» **Problem to work on**
Gather all lines from the material that contain the word "structured".

» **Extracted material**

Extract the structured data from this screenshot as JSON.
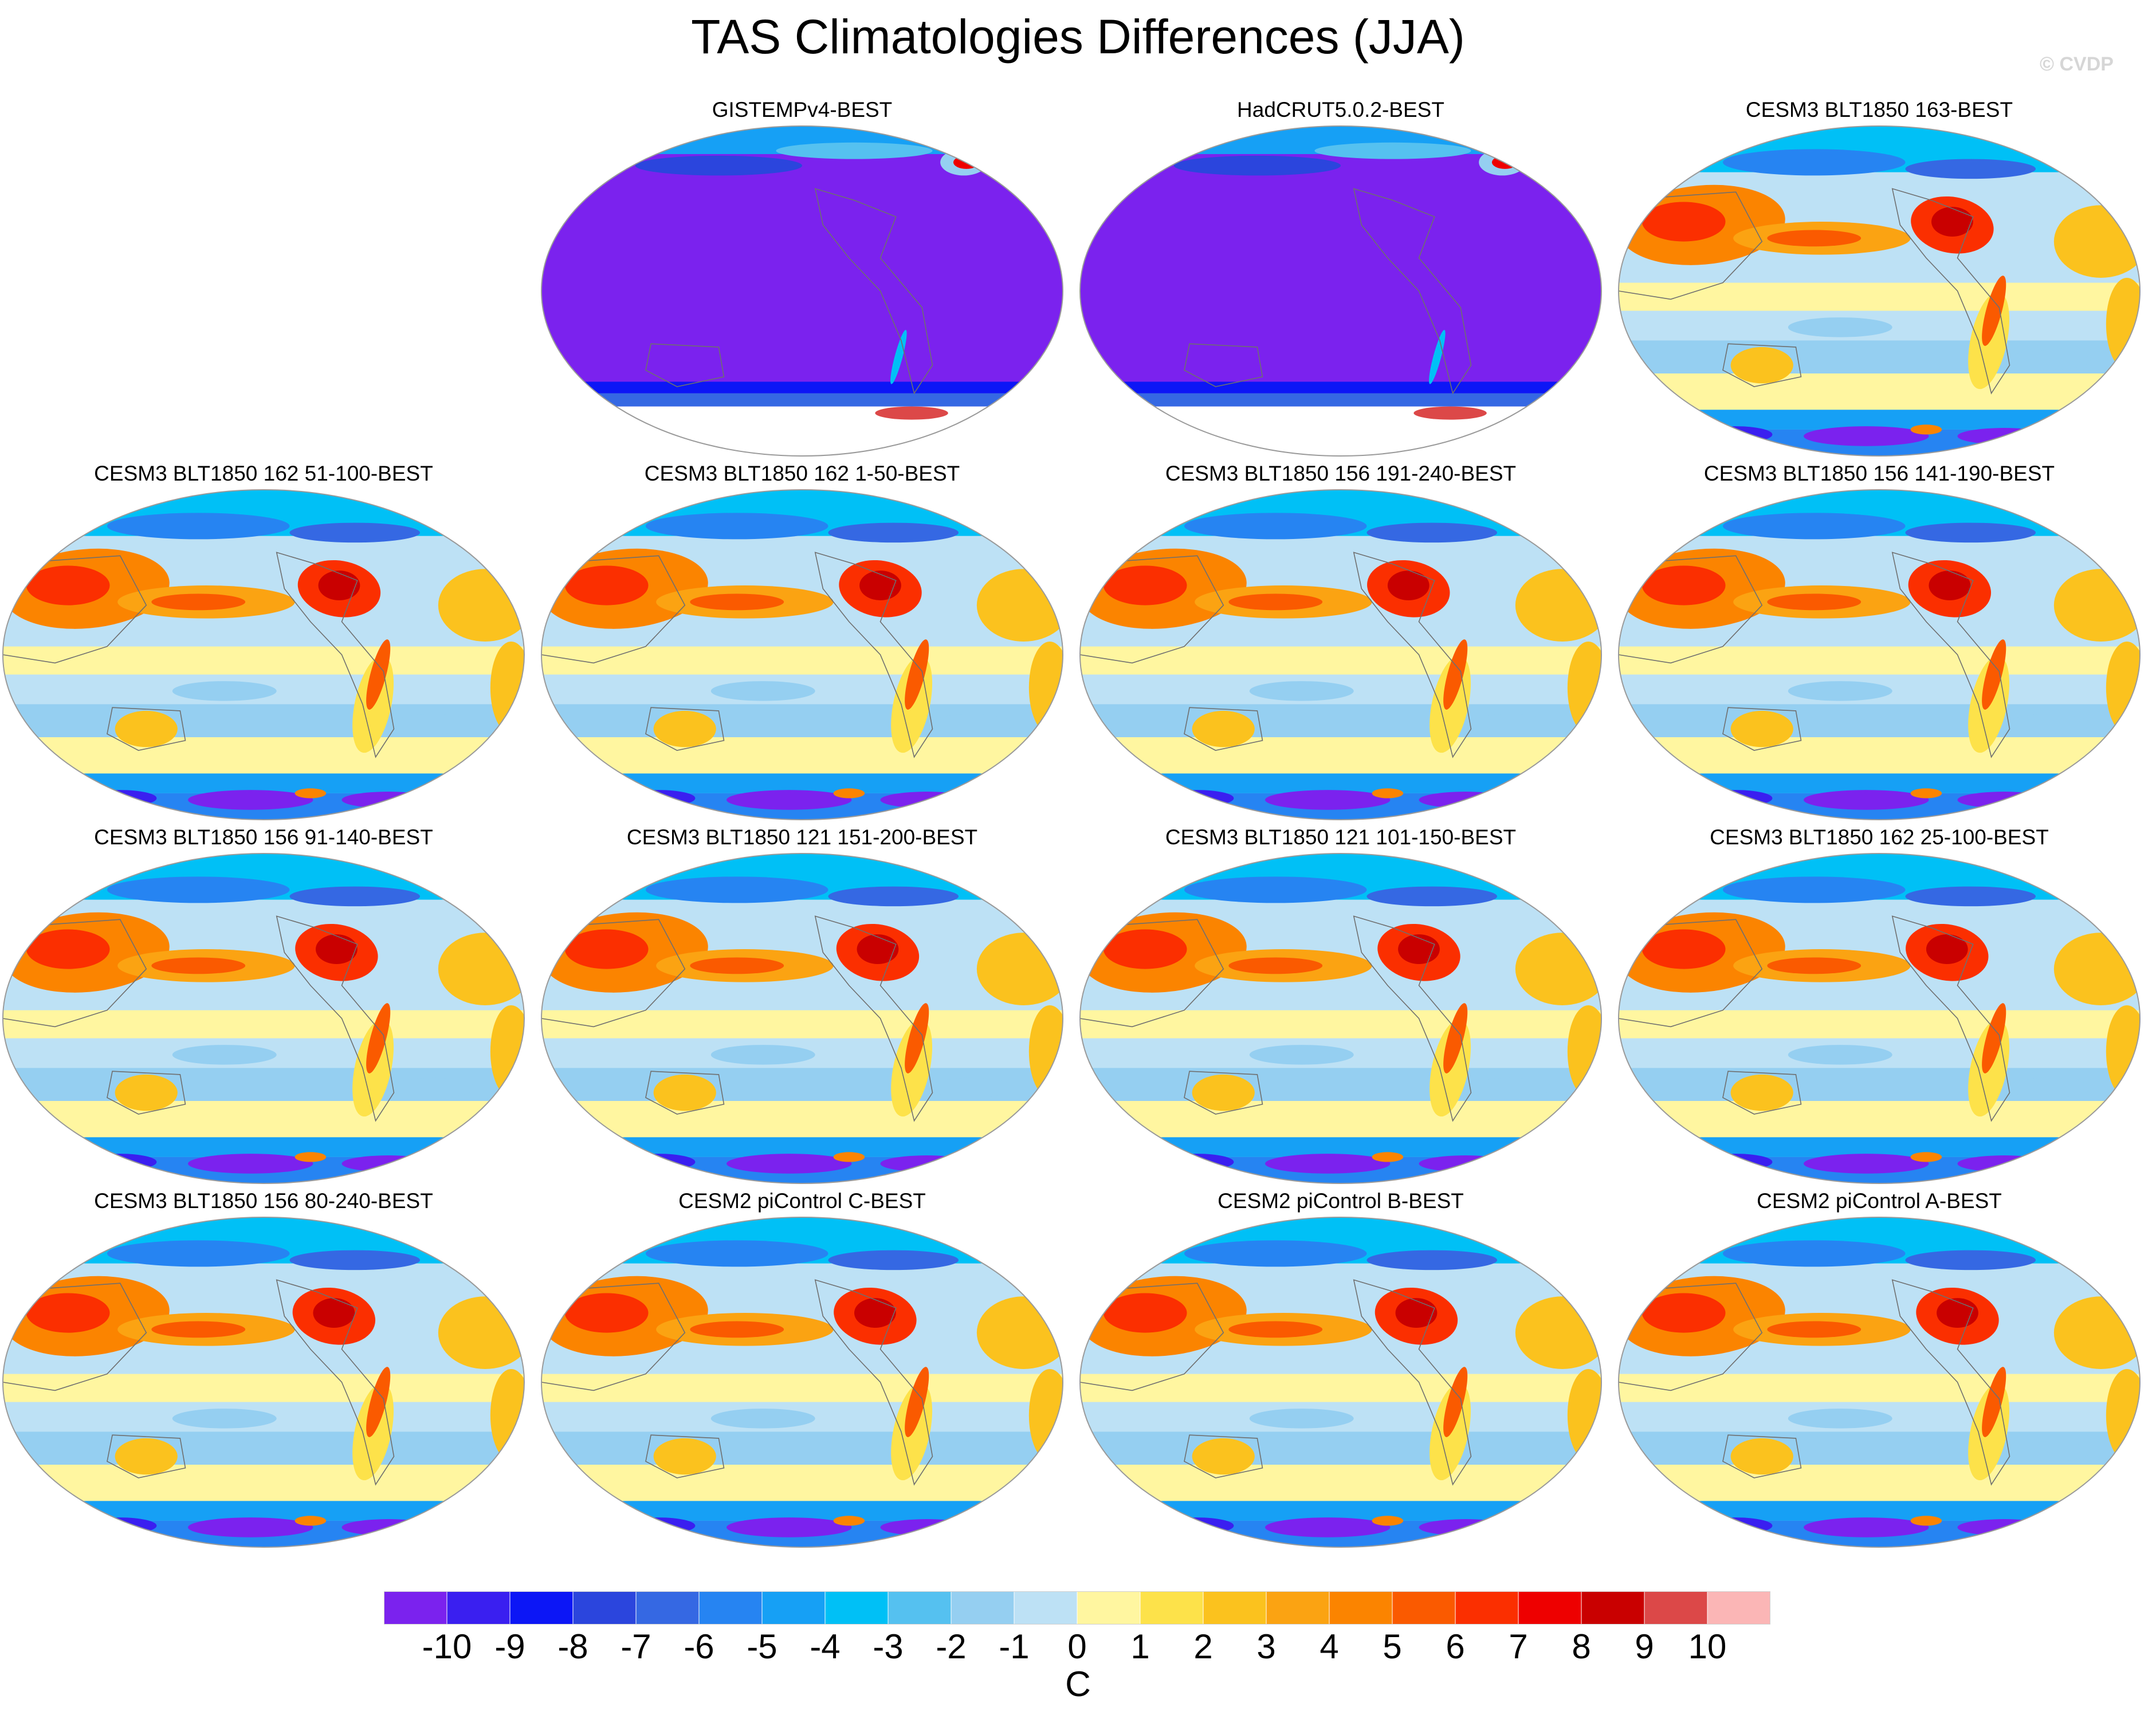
{
  "figure": {
    "title": "TAS Climatologies Differences (JJA)",
    "watermark": "© CVDP"
  },
  "panels": [
    {
      "title": "GISTEMPv4-BEST",
      "pattern": "obs"
    },
    {
      "title": "HadCRUT5.0.2-BEST",
      "pattern": "obs"
    },
    {
      "title": "CESM3 BLT1850 163-BEST",
      "pattern": "model"
    },
    {
      "title": "CESM3 BLT1850 162 51-100-BEST",
      "pattern": "model"
    },
    {
      "title": "CESM3 BLT1850 162 1-50-BEST",
      "pattern": "model"
    },
    {
      "title": "CESM3 BLT1850 156 191-240-BEST",
      "pattern": "model"
    },
    {
      "title": "CESM3 BLT1850 156 141-190-BEST",
      "pattern": "model"
    },
    {
      "title": "CESM3 BLT1850 156 91-140-BEST",
      "pattern": "model"
    },
    {
      "title": "CESM3 BLT1850 121 151-200-BEST",
      "pattern": "model"
    },
    {
      "title": "CESM3 BLT1850 121 101-150-BEST",
      "pattern": "model"
    },
    {
      "title": "CESM3 BLT1850 162 25-100-BEST",
      "pattern": "model"
    },
    {
      "title": "CESM3 BLT1850 156 80-240-BEST",
      "pattern": "model"
    },
    {
      "title": "CESM2 piControl C-BEST",
      "pattern": "model"
    },
    {
      "title": "CESM2 piControl B-BEST",
      "pattern": "model"
    },
    {
      "title": "CESM2 piControl A-BEST",
      "pattern": "model"
    }
  ],
  "colorbar": {
    "units": "C",
    "tick_labels": [
      "-10",
      "-9",
      "-8",
      "-7",
      "-6",
      "-5",
      "-4",
      "-3",
      "-2",
      "-1",
      "0",
      "1",
      "2",
      "3",
      "4",
      "5",
      "6",
      "7",
      "8",
      "9",
      "10"
    ],
    "colors": [
      "#7b22ee",
      "#3a1ff0",
      "#0c16f6",
      "#2b45dd",
      "#3568e3",
      "#2684f2",
      "#16a0f5",
      "#00c0f6",
      "#55c1f0",
      "#95cff1",
      "#bde1f5",
      "#fff6a0",
      "#fde24a",
      "#fbc21e",
      "#fba312",
      "#fb8400",
      "#fa5a00",
      "#fb2f00",
      "#ee0000",
      "#c90000",
      "#dc4848",
      "#fbb6b6"
    ]
  }
}
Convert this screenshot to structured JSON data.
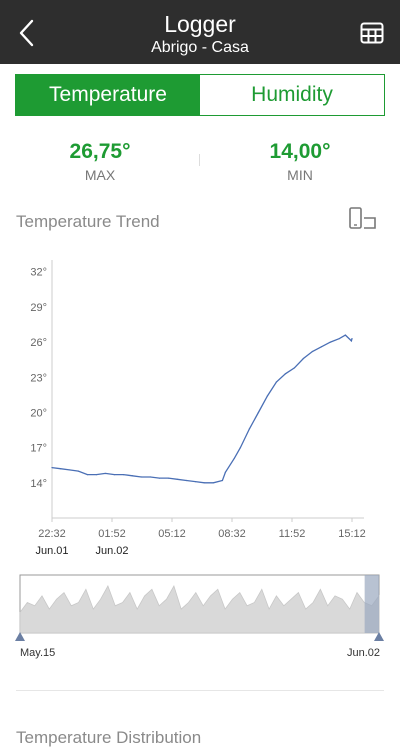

» **Complete output**
Extract the structured data from this screenshot as JSON.
Convert this screenshot to structured JSON data.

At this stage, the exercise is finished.